Directions for this task: Tally the lines with the word "title" and report the number alone.

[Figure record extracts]
□ □ □ □ □ □ □

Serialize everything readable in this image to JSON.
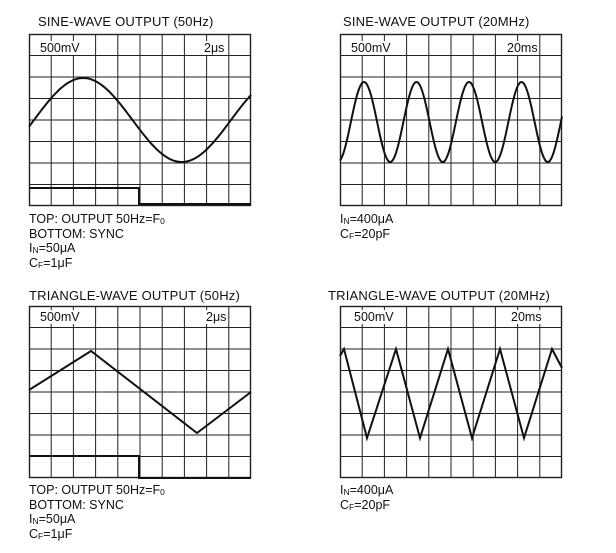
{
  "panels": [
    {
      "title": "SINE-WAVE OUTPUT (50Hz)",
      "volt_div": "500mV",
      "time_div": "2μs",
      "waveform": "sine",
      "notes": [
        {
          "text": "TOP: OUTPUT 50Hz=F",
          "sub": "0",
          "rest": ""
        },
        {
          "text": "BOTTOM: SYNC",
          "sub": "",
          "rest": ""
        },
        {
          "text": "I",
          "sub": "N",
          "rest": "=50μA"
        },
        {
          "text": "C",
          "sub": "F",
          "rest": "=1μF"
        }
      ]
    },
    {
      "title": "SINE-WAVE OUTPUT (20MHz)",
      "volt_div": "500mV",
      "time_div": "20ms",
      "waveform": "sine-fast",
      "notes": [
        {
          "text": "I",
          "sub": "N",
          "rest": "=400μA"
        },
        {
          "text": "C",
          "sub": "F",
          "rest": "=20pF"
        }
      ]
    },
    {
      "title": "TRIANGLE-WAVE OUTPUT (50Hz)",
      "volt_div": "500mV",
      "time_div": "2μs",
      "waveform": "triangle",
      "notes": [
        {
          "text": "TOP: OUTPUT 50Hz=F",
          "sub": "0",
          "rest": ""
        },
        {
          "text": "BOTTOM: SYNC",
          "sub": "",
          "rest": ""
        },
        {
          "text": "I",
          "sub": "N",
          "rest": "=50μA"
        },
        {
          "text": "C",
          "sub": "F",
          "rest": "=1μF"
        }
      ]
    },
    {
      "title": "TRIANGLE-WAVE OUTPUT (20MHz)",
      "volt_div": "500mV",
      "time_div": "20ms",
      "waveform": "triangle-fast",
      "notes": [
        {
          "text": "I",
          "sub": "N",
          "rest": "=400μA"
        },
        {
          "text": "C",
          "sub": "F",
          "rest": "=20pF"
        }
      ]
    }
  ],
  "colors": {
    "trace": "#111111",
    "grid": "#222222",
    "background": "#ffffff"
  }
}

□ □ □ □ □ □ □

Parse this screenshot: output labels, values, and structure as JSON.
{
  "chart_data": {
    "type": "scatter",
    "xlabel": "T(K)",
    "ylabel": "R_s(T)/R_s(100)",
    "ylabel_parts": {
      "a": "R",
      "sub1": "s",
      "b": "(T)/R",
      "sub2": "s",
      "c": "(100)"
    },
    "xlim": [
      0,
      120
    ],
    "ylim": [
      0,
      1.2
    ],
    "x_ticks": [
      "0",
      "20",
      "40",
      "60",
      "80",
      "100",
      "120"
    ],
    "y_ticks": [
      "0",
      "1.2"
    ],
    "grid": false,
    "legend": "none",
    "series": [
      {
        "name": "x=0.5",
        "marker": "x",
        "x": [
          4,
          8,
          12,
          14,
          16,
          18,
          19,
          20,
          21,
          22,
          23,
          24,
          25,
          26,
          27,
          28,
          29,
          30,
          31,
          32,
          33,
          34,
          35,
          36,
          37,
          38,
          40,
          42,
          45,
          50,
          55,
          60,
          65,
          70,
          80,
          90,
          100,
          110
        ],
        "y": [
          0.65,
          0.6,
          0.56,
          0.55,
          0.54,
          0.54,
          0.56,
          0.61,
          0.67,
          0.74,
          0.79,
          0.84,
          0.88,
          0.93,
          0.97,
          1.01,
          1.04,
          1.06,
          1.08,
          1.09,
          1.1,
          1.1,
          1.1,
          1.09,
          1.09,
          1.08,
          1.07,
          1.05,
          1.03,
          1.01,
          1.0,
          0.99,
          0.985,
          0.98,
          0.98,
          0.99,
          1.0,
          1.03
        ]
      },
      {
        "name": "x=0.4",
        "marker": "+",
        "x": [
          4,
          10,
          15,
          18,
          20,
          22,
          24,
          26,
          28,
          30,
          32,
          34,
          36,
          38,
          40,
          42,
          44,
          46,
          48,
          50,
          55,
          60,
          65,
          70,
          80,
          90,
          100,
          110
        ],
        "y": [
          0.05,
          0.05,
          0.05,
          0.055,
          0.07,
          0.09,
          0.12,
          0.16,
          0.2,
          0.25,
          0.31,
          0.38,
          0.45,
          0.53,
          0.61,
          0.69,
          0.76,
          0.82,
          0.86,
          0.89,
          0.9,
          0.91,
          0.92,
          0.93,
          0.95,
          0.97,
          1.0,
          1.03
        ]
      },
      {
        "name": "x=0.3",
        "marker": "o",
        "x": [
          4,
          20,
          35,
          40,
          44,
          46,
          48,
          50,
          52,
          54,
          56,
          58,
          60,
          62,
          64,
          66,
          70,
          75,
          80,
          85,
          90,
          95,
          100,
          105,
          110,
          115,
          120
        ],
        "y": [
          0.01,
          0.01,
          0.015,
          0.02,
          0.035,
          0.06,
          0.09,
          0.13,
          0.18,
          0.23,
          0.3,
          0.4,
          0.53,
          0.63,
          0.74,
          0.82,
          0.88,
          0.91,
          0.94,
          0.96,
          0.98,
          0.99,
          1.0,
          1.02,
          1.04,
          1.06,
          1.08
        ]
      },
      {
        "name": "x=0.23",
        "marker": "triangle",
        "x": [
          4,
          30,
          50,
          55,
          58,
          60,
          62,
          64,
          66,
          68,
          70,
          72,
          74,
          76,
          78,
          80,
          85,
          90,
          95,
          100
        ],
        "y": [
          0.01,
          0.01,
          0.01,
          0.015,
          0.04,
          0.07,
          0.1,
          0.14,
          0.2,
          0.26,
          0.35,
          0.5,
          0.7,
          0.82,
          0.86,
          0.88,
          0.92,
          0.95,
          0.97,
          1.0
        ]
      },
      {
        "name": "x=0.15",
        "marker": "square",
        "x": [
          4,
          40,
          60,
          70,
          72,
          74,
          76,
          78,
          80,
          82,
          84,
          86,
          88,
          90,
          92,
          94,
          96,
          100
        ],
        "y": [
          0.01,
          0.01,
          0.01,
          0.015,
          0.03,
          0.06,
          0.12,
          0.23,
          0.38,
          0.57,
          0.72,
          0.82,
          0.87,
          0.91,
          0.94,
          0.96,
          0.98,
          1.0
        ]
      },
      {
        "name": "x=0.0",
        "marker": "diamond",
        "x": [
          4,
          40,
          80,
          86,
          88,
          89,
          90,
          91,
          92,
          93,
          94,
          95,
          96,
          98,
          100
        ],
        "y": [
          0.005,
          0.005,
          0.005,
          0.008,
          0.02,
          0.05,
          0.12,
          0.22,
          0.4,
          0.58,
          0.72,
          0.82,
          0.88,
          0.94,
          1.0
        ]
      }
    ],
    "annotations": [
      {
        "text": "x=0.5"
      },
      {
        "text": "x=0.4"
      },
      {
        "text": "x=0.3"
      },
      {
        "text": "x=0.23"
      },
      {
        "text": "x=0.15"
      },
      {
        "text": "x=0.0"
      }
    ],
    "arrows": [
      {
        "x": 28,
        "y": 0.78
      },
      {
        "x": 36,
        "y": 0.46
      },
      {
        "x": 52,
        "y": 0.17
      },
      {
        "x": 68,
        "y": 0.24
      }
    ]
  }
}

□ □ □ □ □ □ □

Final answer: 4